[Recorded data]
════════
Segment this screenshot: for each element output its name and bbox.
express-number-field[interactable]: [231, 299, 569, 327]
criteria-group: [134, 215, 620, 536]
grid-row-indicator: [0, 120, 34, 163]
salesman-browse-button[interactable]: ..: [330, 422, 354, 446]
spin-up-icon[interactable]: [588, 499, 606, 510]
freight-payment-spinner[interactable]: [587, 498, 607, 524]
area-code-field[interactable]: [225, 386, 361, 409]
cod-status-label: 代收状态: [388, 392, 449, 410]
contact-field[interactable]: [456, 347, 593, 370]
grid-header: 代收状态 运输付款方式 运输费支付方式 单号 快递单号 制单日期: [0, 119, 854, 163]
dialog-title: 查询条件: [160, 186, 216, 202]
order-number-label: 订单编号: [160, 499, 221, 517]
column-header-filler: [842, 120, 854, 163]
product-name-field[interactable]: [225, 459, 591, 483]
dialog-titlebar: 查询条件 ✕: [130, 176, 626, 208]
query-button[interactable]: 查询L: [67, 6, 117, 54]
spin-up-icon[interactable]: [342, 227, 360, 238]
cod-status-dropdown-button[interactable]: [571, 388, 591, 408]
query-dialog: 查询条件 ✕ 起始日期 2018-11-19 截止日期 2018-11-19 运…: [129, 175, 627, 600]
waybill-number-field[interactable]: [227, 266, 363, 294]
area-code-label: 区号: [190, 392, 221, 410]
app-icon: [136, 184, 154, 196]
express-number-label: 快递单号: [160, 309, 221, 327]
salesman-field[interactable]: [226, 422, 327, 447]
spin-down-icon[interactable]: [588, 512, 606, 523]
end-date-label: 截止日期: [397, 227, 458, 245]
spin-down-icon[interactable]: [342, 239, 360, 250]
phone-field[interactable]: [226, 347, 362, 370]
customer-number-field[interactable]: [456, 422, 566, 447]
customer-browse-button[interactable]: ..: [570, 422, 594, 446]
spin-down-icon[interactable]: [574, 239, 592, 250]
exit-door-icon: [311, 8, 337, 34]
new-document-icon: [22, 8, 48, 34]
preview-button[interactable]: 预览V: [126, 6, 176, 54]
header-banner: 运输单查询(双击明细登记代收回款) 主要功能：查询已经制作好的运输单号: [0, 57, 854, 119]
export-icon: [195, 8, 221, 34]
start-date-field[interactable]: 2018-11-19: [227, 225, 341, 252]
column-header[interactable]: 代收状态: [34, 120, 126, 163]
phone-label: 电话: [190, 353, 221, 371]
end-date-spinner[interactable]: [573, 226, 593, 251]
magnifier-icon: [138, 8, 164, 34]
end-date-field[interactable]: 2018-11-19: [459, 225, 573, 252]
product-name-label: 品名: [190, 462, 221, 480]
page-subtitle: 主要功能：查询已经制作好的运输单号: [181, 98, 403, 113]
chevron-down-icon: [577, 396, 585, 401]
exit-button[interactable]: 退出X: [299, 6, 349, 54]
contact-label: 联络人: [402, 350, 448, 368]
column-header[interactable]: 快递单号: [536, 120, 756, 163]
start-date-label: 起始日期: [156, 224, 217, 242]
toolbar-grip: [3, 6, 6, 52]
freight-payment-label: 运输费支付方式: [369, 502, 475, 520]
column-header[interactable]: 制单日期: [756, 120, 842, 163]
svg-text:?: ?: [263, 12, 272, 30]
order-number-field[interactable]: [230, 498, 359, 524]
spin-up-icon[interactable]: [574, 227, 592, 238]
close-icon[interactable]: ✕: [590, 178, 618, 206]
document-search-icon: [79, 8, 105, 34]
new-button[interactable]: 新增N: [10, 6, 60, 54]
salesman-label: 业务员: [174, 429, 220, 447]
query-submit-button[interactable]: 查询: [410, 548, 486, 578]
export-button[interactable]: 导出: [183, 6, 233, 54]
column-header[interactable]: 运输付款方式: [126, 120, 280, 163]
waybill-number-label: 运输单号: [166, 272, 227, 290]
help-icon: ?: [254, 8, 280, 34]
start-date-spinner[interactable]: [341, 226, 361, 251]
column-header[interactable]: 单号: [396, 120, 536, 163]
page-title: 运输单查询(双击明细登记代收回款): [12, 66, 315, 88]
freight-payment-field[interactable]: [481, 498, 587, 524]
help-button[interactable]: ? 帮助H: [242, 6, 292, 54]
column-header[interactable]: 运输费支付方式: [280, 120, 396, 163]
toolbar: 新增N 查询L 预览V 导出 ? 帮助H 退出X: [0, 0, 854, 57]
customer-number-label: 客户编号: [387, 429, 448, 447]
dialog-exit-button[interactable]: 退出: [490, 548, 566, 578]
════════
• GOAL OF THE EXERCISE: Can you copy the material word for word, starting at its first line and ending at the line that contains "cod-status-dropdown-button[interactable]: [571, 388, 591, 408]", with both of those lines included?

• THE REPLY:
Segment this screenshot: for each element output its name and bbox.
express-number-field[interactable]: [231, 299, 569, 327]
criteria-group: [134, 215, 620, 536]
grid-row-indicator: [0, 120, 34, 163]
salesman-browse-button[interactable]: ..: [330, 422, 354, 446]
spin-up-icon[interactable]: [588, 499, 606, 510]
freight-payment-spinner[interactable]: [587, 498, 607, 524]
area-code-field[interactable]: [225, 386, 361, 409]
cod-status-label: 代收状态: [388, 392, 449, 410]
contact-field[interactable]: [456, 347, 593, 370]
grid-header: 代收状态 运输付款方式 运输费支付方式 单号 快递单号 制单日期: [0, 119, 854, 163]
dialog-title: 查询条件: [160, 186, 216, 202]
order-number-label: 订单编号: [160, 499, 221, 517]
column-header-filler: [842, 120, 854, 163]
product-name-field[interactable]: [225, 459, 591, 483]
dialog-titlebar: 查询条件 ✕: [130, 176, 626, 208]
query-button[interactable]: 查询L: [67, 6, 117, 54]
spin-up-icon[interactable]: [342, 227, 360, 238]
cod-status-dropdown-button[interactable]: [571, 388, 591, 408]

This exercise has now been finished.